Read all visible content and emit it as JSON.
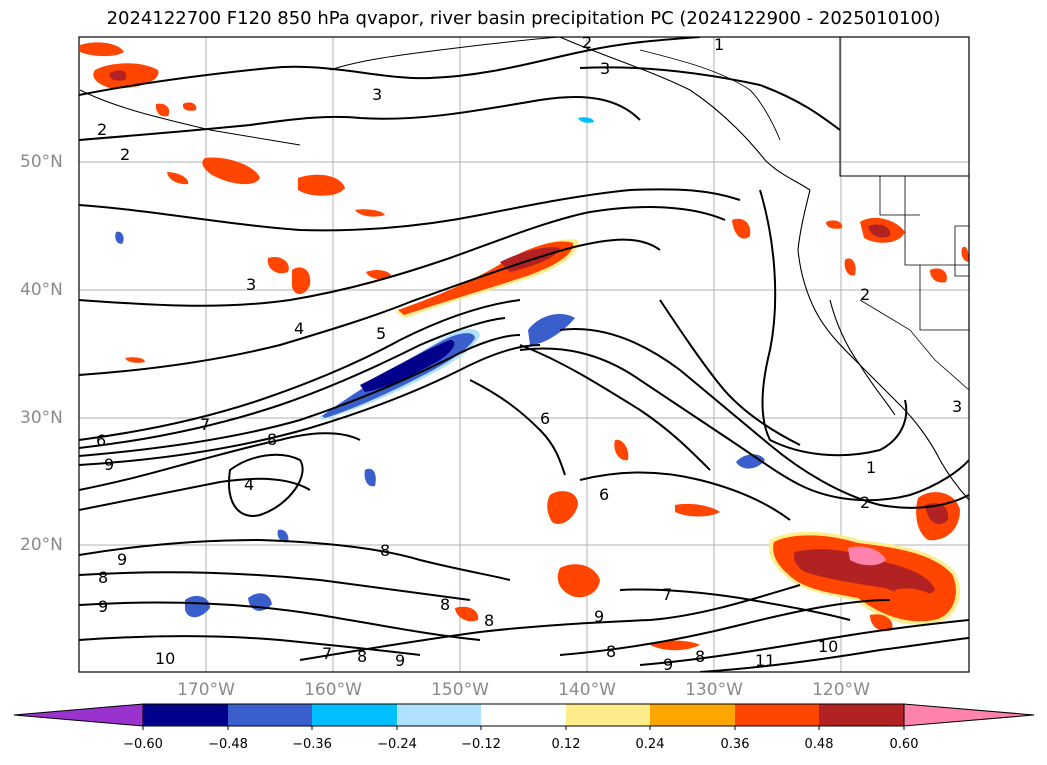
...
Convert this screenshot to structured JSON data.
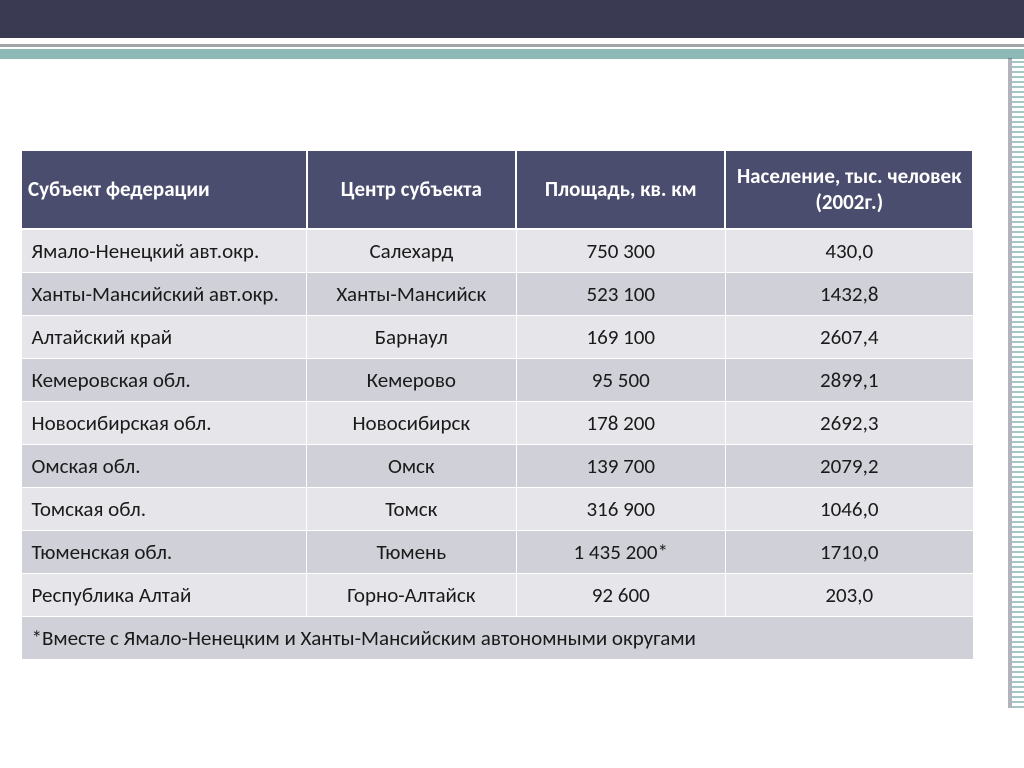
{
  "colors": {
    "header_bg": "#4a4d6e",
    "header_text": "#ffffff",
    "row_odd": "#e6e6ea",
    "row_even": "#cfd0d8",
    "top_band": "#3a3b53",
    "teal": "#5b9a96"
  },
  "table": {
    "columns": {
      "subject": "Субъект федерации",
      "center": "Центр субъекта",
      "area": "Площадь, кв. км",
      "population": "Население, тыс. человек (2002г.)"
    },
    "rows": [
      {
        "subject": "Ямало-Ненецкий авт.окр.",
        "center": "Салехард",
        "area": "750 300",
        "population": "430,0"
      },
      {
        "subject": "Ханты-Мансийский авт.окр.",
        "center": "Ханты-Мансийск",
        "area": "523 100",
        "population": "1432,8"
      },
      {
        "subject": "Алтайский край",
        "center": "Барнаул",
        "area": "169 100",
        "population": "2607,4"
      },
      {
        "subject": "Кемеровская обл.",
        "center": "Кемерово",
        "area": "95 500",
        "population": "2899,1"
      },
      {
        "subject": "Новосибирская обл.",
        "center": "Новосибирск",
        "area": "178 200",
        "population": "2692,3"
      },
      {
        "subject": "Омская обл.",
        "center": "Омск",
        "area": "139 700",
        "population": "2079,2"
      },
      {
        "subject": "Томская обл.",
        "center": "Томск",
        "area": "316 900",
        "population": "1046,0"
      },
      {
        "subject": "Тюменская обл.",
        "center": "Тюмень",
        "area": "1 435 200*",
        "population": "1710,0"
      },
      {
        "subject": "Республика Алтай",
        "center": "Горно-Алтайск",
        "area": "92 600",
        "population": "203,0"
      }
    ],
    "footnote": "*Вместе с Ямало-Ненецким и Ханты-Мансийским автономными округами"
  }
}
==
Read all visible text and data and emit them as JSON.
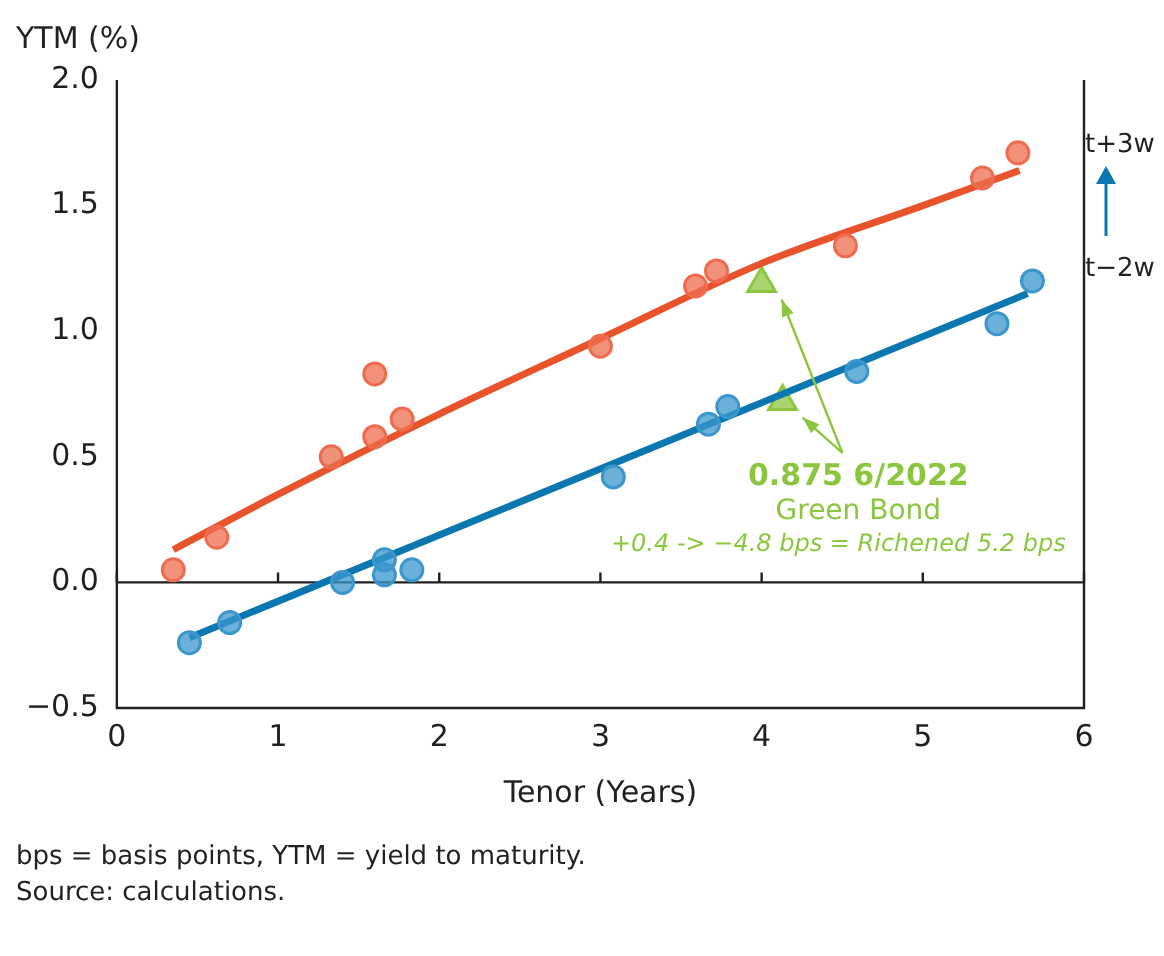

Your objective —
In the listing, find each line with the string "Read" and copy it.

The answer —
Read all visible content and emit it as JSON.
Read all visible text and data and emit them as JSON.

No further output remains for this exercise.